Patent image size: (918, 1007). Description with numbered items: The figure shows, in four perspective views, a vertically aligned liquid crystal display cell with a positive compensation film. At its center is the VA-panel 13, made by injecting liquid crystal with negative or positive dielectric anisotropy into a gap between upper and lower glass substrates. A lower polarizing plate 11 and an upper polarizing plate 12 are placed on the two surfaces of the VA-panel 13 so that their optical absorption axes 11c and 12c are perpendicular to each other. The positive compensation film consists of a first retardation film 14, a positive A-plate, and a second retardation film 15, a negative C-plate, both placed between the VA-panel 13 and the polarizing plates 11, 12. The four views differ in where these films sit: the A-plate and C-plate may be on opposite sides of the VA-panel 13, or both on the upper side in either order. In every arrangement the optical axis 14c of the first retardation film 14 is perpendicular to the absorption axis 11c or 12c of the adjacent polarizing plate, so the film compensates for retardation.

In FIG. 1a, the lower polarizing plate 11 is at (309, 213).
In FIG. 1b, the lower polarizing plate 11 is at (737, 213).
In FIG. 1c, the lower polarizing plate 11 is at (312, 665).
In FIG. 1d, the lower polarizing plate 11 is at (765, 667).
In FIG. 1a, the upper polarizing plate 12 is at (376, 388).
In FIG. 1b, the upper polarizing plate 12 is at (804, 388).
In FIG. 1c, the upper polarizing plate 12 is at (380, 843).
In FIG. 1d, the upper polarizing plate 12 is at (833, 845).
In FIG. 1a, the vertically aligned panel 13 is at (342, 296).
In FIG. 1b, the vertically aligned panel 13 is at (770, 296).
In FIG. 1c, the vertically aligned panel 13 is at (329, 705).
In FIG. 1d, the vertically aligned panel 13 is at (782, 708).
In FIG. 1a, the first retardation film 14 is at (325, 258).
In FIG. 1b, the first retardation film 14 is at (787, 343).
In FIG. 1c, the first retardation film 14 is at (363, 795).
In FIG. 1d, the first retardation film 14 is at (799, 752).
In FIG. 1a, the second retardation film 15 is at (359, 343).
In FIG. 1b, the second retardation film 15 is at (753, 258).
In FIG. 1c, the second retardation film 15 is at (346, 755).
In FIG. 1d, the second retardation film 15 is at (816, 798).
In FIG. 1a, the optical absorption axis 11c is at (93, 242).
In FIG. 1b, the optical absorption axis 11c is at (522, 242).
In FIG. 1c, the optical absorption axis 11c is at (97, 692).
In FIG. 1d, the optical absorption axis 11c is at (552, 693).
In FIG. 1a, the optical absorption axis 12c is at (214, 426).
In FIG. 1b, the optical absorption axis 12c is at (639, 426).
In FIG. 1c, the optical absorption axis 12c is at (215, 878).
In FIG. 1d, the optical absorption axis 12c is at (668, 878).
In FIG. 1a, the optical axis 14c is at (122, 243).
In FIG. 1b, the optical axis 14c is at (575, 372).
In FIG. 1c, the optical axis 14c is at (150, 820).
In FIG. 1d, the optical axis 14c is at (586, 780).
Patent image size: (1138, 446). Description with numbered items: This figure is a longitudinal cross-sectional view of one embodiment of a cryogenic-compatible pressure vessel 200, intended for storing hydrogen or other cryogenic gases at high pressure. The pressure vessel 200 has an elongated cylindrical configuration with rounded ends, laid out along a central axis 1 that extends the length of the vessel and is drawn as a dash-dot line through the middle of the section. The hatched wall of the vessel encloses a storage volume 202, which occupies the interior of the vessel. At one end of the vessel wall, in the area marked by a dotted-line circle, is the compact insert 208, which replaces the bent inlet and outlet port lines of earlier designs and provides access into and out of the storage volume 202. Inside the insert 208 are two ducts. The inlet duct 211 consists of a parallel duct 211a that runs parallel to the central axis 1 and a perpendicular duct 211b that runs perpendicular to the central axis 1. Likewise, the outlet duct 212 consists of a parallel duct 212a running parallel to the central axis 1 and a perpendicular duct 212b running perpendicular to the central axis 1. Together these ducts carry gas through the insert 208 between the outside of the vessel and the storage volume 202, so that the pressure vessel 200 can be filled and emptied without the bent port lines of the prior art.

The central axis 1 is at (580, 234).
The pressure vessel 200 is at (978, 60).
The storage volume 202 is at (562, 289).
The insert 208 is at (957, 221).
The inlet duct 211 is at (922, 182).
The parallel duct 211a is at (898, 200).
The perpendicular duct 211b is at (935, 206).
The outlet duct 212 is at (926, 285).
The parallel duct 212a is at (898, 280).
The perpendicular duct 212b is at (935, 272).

-------------------------

Set problem:
Can you quote every one of the lines above word for word, from the first to the last?

The answer:
Patent image size: (918, 1007). Description with numbered items: The figure shows, in four perspective views, a vertically aligned liquid crystal display cell with a positive compensation film. At its center is the VA-panel 13, made by injecting liquid crystal with negative or positive dielectric anisotropy into a gap between upper and lower glass substrates. A lower polarizing plate 11 and an upper polarizing plate 12 are placed on the two surfaces of the VA-panel 13 so that their optical absorption axes 11c and 12c are perpendicular to each other. The positive compensation film consists of a first retardation film 14, a positive A-plate, and a second retardation film 15, a negative C-plate, both placed between the VA-panel 13 and the polarizing plates 11, 12. The four views differ in where these films sit: the A-plate and C-plate may be on opposite sides of the VA-panel 13, or both on the upper side in either order. In every arrangement the optical axis 14c of the first retardation film 14 is perpendicular to the absorption axis 11c or 12c of the adjacent polarizing plate, so the film compensates for retardation.

In FIG. 1a, the lower polarizing plate 11 is at (309, 213).
In FIG. 1b, the lower polarizing plate 11 is at (737, 213).
In FIG. 1c, the lower polarizing plate 11 is at (312, 665).
In FIG. 1d, the lower polarizing plate 11 is at (765, 667).
In FIG. 1a, the upper polarizing plate 12 is at (376, 388).
In FIG. 1b, the upper polarizing plate 12 is at (804, 388).
In FIG. 1c, the upper polarizing plate 12 is at (380, 843).
In FIG. 1d, the upper polarizing plate 12 is at (833, 845).
In FIG. 1a, the vertically aligned panel 13 is at (342, 296).
In FIG. 1b, the vertically aligned panel 13 is at (770, 296).
In FIG. 1c, the vertically aligned panel 13 is at (329, 705).
In FIG. 1d, the vertically aligned panel 13 is at (782, 708).
In FIG. 1a, the first retardation film 14 is at (325, 258).
In FIG. 1b, the first retardation film 14 is at (787, 343).
In FIG. 1c, the first retardation film 14 is at (363, 795).
In FIG. 1d, the first retardation film 14 is at (799, 752).
In FIG. 1a, the second retardation film 15 is at (359, 343).
In FIG. 1b, the second retardation film 15 is at (753, 258).
In FIG. 1c, the second retardation film 15 is at (346, 755).
In FIG. 1d, the second retardation film 15 is at (816, 798).
In FIG. 1a, the optical absorption axis 11c is at (93, 242).
In FIG. 1b, the optical absorption axis 11c is at (522, 242).
In FIG. 1c, the optical absorption axis 11c is at (97, 692).
In FIG. 1d, the optical absorption axis 11c is at (552, 693).
In FIG. 1a, the optical absorption axis 12c is at (214, 426).
In FIG. 1b, the optical absorption axis 12c is at (639, 426).
In FIG. 1c, the optical absorption axis 12c is at (215, 878).
In FIG. 1d, the optical absorption axis 12c is at (668, 878).
In FIG. 1a, the optical axis 14c is at (122, 243).
In FIG. 1b, the optical axis 14c is at (575, 372).
In FIG. 1c, the optical axis 14c is at (150, 820).
In FIG. 1d, the optical axis 14c is at (586, 780).
Patent image size: (1138, 446). Description with numbered items: This figure is a longitudinal cross-sectional view of one embodiment of a cryogenic-compatible pressure vessel 200, intended for storing hydrogen or other cryogenic gases at high pressure. The pressure vessel 200 has an elongated cylindrical configuration with rounded ends, laid out along a central axis 1 that extends the length of the vessel and is drawn as a dash-dot line through the middle of the section. The hatched wall of the vessel encloses a storage volume 202, which occupies the interior of the vessel. At one end of the vessel wall, in the area marked by a dotted-line circle, is the compact insert 208, which replaces the bent inlet and outlet port lines of earlier designs and provides access into and out of the storage volume 202. Inside the insert 208 are two ducts. The inlet duct 211 consists of a parallel duct 211a that runs parallel to the central axis 1 and a perpendicular duct 211b that runs perpendicular to the central axis 1. Likewise, the outlet duct 212 consists of a parallel duct 212a running parallel to the central axis 1 and a perpendicular duct 212b running perpendicular to the central axis 1. Together these ducts carry gas through the insert 208 between the outside of the vessel and the storage volume 202, so that the pressure vessel 200 can be filled and emptied without the bent port lines of the prior art.

The central axis 1 is at (580, 234).
The pressure vessel 200 is at (978, 60).
The storage volume 202 is at (562, 289).
The insert 208 is at (957, 221).
The inlet duct 211 is at (922, 182).
The parallel duct 211a is at (898, 200).
The perpendicular duct 211b is at (935, 206).
The outlet duct 212 is at (926, 285).
The parallel duct 212a is at (898, 280).
The perpendicular duct 212b is at (935, 272).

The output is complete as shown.